Exercise objective: Your task is to count the lines of the entries below that include the word "아파트값" and to give only the resulting number.

Supplied records:

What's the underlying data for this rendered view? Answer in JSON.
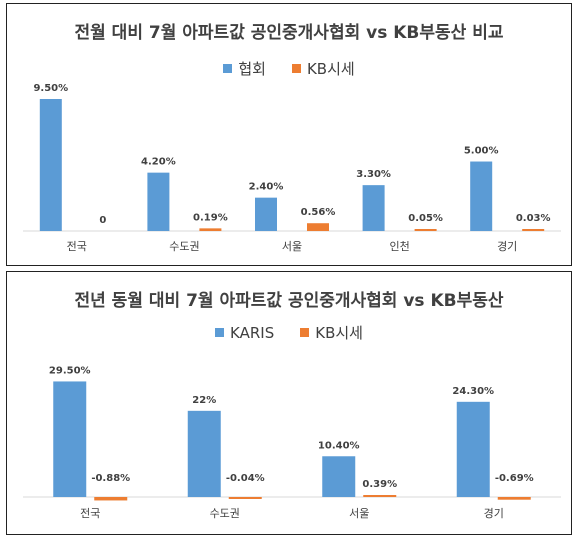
{
  "chart_data": [
    {
      "type": "bar",
      "title": "전월 대비 7월 아파트값 공인중개사협회 vs KB부동산 비교",
      "categories": [
        "전국",
        "수도권",
        "서울",
        "인천",
        "경기"
      ],
      "series": [
        {
          "name": "협회",
          "values": [
            9.5,
            4.2,
            2.4,
            3.3,
            5.0
          ],
          "labels": [
            "9.50%",
            "4.20%",
            "2.40%",
            "3.30%",
            "5.00%"
          ],
          "color": "#5b9bd5"
        },
        {
          "name": "KB시세",
          "values": [
            0,
            0.19,
            0.56,
            0.05,
            0.03
          ],
          "labels": [
            "0",
            "0.19%",
            "0.56%",
            "0.05%",
            "0.03%"
          ],
          "color": "#ed7d31"
        }
      ],
      "ylim": [
        0,
        9.5
      ],
      "grid": false,
      "legend": "top-center"
    },
    {
      "type": "bar",
      "title": "전년 동월 대비 7월 아파트값 공인중개사협회 vs KB부동산",
      "categories": [
        "전국",
        "수도권",
        "서울",
        "경기"
      ],
      "series": [
        {
          "name": "KARIS",
          "values": [
            29.5,
            22,
            10.4,
            24.3
          ],
          "labels": [
            "29.50%",
            "22%",
            "10.40%",
            "24.30%"
          ],
          "color": "#5b9bd5"
        },
        {
          "name": "KB시세",
          "values": [
            -0.88,
            -0.04,
            0.39,
            -0.69
          ],
          "labels": [
            "-0.88%",
            "-0.04%",
            "0.39%",
            "-0.69%"
          ],
          "color": "#ed7d31"
        }
      ],
      "ylim": [
        -0.88,
        29.5
      ],
      "grid": false,
      "legend": "top-center"
    }
  ]
}
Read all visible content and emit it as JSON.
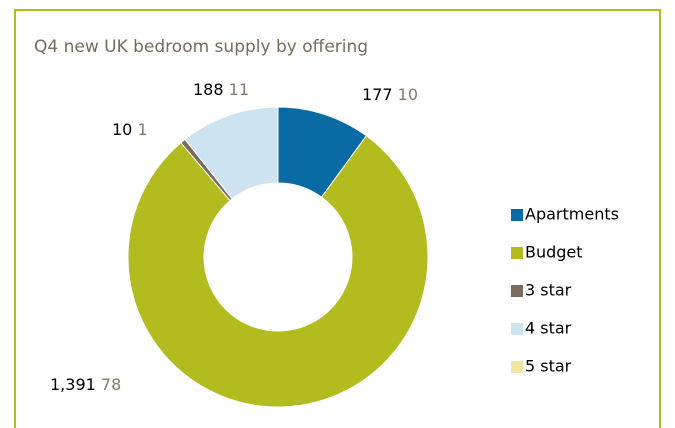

Reply to the task: 2